> _TEXT SECTION_:

----------------------------------------

Build Counting Transform

 

Updated: July 1, 2016

Creates a transformation that turns count tables into features, so that you can apply the transformation to multiple datasets

You can use the Build Counting Transform module to analyze training data and build a count table as well as a set of count-based features that can be used in a predictive model.

A count table contains the joint distribution of all feature columns given a specified label column. Such statistics are is useful in determining which columns have the most information value. Count-based featurization is useful because such features are more compact than the original training data, but capture all the most useful information. You can use the module parameters to customize how the counts are transformed into the new set of count-based features.

After generating counts and transforming them into features, you can save the process as a transformation for re-use on related data. You can also modify the set of features without having to generate a new set of counts, or merge the counts and features with another set of counts and features.

The ability to re-use and re-apply count-based features is useful in scenarios such as these:

  • New data becomes available to improve the coverage or balance of your dataset.

  • Your original counts and features were based on a very large dataset that you don’t want to re-process. By merging the counts you can update with new data.

  • You want to ensure that the same set of count-based features is applied to all datasets that you are using in your experiment.

You can create a count-based feature transformation directly from a dataset, and re-run it each time you run an experiment, or you can generate a set of counts, and then merge it with new data to create an updated count table.

  • Create count-based features from a dataset 

    Start here if you have not created counts before. You use the Build Counting Transform module to create count tables and automatically generate a set of features.

    This process creates a feature transformation that you can apply to a dataset, using the Apply Transformation module.

  • Merge counts and features from multiple datasets

    If you have already generated a count table from a previous dataset, generate counts on just the new data, or import an existing count table created in an earlier version of Azure Machine Learning. Then, merge the two sets of count tables.

----------------------------------------

Recorded data:

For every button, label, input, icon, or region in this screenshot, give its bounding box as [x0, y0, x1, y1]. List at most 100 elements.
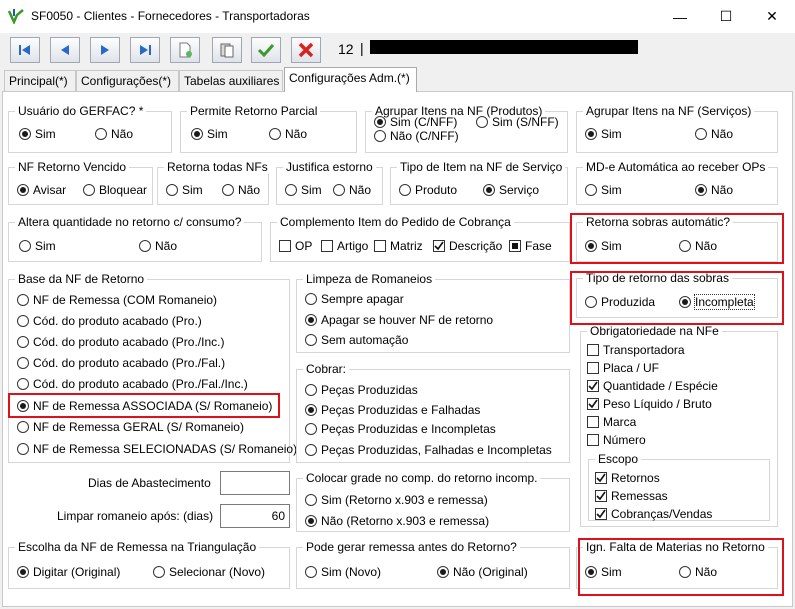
pode-gerar-remessa-option-nao-original[interactable]: Não (Original)	[437, 564, 528, 580]
radio-button-icon[interactable]	[305, 515, 317, 527]
nf-retorno-vencido-option-avisar[interactable]: Avisar	[17, 182, 66, 198]
escopo-option-cobrancas-vendas[interactable]: Cobranças/Vendas	[595, 506, 712, 522]
colocar-grade-option-sim-retorno-x-903-e-remessa[interactable]: Sim (Retorno x.903 e remessa)	[305, 492, 488, 508]
cobrar-option-pecas-produzidas-e-falhadas[interactable]: Peças Produzidas e Falhadas	[305, 402, 480, 418]
radio-button-icon[interactable]	[17, 421, 29, 433]
radio-button-icon[interactable]	[19, 240, 31, 252]
permite-retorno-option-sim[interactable]: Sim	[191, 126, 228, 142]
radio-button-icon[interactable]	[191, 128, 203, 140]
retorna-todas-option-sim[interactable]: Sim	[166, 182, 203, 198]
limpeza-romaneios-option-apagar-se-houver-nf-de-retorno[interactable]: Apagar se houver NF de retorno	[305, 312, 493, 328]
radio-button-icon[interactable]	[17, 294, 29, 306]
limpeza-romaneios-option-sempre-apagar[interactable]: Sempre apagar	[305, 291, 404, 307]
altera-quantidade-option-sim[interactable]: Sim	[19, 238, 56, 254]
new-record-button[interactable]	[170, 37, 200, 63]
radio-button-icon[interactable]	[166, 184, 178, 196]
usuario-gerfac-option-sim[interactable]: Sim	[19, 126, 56, 142]
tipo-item-nf-option-servico[interactable]: Serviço	[483, 182, 539, 198]
radio-button-icon[interactable]	[305, 404, 317, 416]
tab-configuracoes[interactable]: Configurações(*)	[76, 70, 179, 91]
escolha-nf-triangulacao-option-digitar-original[interactable]: Digitar (Original)	[17, 564, 120, 580]
colocar-grade-option-nao-retorno-x-903-e-remessa[interactable]: Não (Retorno x.903 e remessa)	[305, 513, 489, 529]
checkbox-icon[interactable]	[433, 240, 445, 252]
limpar-romaneio-input[interactable]: 60	[220, 504, 290, 528]
radio-button-icon[interactable]	[305, 384, 317, 396]
radio-button-icon[interactable]	[83, 184, 95, 196]
checkbox-icon[interactable]	[587, 416, 599, 428]
checkbox-icon[interactable]	[587, 362, 599, 374]
obrigatoriedade-option-peso-liquido-bruto[interactable]: Peso Líquido / Bruto	[587, 396, 712, 412]
cobrar-option-pecas-produzidas-e-incompletas[interactable]: Peças Produzidas e Incompletas	[305, 421, 496, 437]
checkbox-icon[interactable]	[587, 398, 599, 410]
radio-button-icon[interactable]	[333, 184, 345, 196]
cancel-button[interactable]	[291, 37, 321, 63]
base-nf-option-nf-de-remessa-com-romaneio[interactable]: NF de Remessa (COM Romaneio)	[17, 292, 217, 308]
obrigatoriedade-option-transportadora[interactable]: Transportadora	[587, 342, 685, 358]
radio-button-icon[interactable]	[305, 494, 317, 506]
obrigatoriedade-option-marca[interactable]: Marca	[587, 414, 636, 430]
radio-button-icon[interactable]	[222, 184, 234, 196]
agrupar-servicos-option-nao[interactable]: Não	[695, 126, 733, 142]
base-nf-option-cod-do-produto-acabado-pro[interactable]: Cód. do produto acabado (Pro.)	[17, 313, 202, 329]
escopo-option-remessas[interactable]: Remessas	[595, 488, 668, 504]
mde-automatica-option-sim[interactable]: Sim	[585, 182, 622, 198]
checkbox-icon[interactable]	[587, 380, 599, 392]
maximize-button[interactable]: ☐	[703, 0, 749, 33]
radio-button-icon[interactable]	[153, 566, 165, 578]
cobrar-option-pecas-produzidas[interactable]: Peças Produzidas	[305, 382, 418, 398]
radio-button-icon[interactable]	[305, 293, 317, 305]
tab-configuracoes-adm[interactable]: Configurações Adm.(*)	[284, 67, 417, 92]
pode-gerar-remessa-option-sim-novo[interactable]: Sim (Novo)	[305, 564, 381, 580]
tipo-item-nf-option-produto[interactable]: Produto	[399, 182, 457, 198]
complemento-item-option-descricao[interactable]: Descrição	[433, 238, 502, 254]
copy-record-button[interactable]	[212, 37, 242, 63]
radio-button-icon[interactable]	[285, 184, 297, 196]
tab-tabelas-auxiliares[interactable]: Tabelas auxiliares	[179, 70, 283, 91]
checkbox-icon[interactable]	[509, 240, 521, 252]
minimize-button[interactable]: —	[657, 0, 703, 33]
radio-button-icon[interactable]	[374, 130, 386, 142]
complemento-item-option-op[interactable]: OP	[279, 238, 312, 254]
base-nf-option-nf-de-remessa-geral-s-romaneio[interactable]: NF de Remessa GERAL (S/ Romaneio)	[17, 419, 244, 435]
radio-button-icon[interactable]	[585, 128, 597, 140]
obrigatoriedade-option-quantidade-especie[interactable]: Quantidade / Espécie	[587, 378, 718, 394]
previous-record-button[interactable]	[50, 37, 80, 63]
radio-button-icon[interactable]	[374, 116, 386, 128]
radio-button-icon[interactable]	[305, 423, 317, 435]
limpeza-romaneios-option-sem-automacao[interactable]: Sem automação	[305, 332, 408, 348]
radio-button-icon[interactable]	[695, 128, 707, 140]
radio-button-icon[interactable]	[17, 566, 29, 578]
cobrar-option-pecas-produzidas-falhadas-e-incompletas[interactable]: Peças Produzidas, Falhadas e Incompletas	[305, 442, 552, 458]
complemento-item-option-artigo[interactable]: Artigo	[321, 238, 368, 254]
checkbox-icon[interactable]	[279, 240, 291, 252]
permite-retorno-option-nao[interactable]: Não	[269, 126, 307, 142]
radio-button-icon[interactable]	[17, 357, 29, 369]
save-button[interactable]	[251, 37, 281, 63]
radio-button-icon[interactable]	[17, 315, 29, 327]
justifica-estorno-option-sim[interactable]: Sim	[285, 182, 322, 198]
obrigatoriedade-option-numero[interactable]: Número	[587, 432, 646, 448]
radio-button-icon[interactable]	[17, 443, 29, 455]
radio-button-icon[interactable]	[476, 116, 488, 128]
radio-button-icon[interactable]	[95, 128, 107, 140]
agrupar-produtos-option-nao-c-nff[interactable]: Não (C/NFF)	[374, 128, 459, 144]
radio-button-icon[interactable]	[483, 184, 495, 196]
radio-button-icon[interactable]	[17, 336, 29, 348]
radio-button-icon[interactable]	[269, 128, 281, 140]
radio-button-icon[interactable]	[305, 334, 317, 346]
next-record-button[interactable]	[90, 37, 120, 63]
checkbox-icon[interactable]	[321, 240, 333, 252]
escopo-option-retornos[interactable]: Retornos	[595, 470, 660, 486]
radio-button-icon[interactable]	[437, 566, 449, 578]
radio-button-icon[interactable]	[17, 184, 29, 196]
checkbox-icon[interactable]	[587, 434, 599, 446]
base-nf-option-cod-do-produto-acabado-pro-fal[interactable]: Cód. do produto acabado (Pro./Fal.)	[17, 355, 225, 371]
justifica-estorno-option-nao[interactable]: Não	[333, 182, 371, 198]
radio-button-icon[interactable]	[585, 184, 597, 196]
nf-retorno-vencido-option-bloquear[interactable]: Bloquear	[83, 182, 147, 198]
checkbox-icon[interactable]	[587, 344, 599, 356]
escolha-nf-triangulacao-option-selecionar-novo[interactable]: Selecionar (Novo)	[153, 564, 265, 580]
radio-button-icon[interactable]	[305, 314, 317, 326]
complemento-item-option-matriz[interactable]: Matriz	[374, 238, 423, 254]
last-record-button[interactable]	[130, 37, 160, 63]
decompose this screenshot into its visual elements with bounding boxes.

----------------------------------------

> _TO DO_:
a: According to the Build Counting Transform text, what does a count table contain?
b: Restate the part of the Build Counting Transform text that opens with the words containing "A count table contains" and closes with "of count-based features.", changing "compact" to "concise".

> _ANSWERS TO THE EXERCISE_:
a: A count table contains the joint distribution of all feature columns given a specified label column.

b:
A count table contains the joint distribution of all feature columns given a specified label column. Such statistics are is useful in determining which columns have the most information value. Count-based featurization is useful because such features are more concise than the original training data, but capture all the most useful information. You can use the module parameters to customize how the counts are transformed into the new set of count-based features.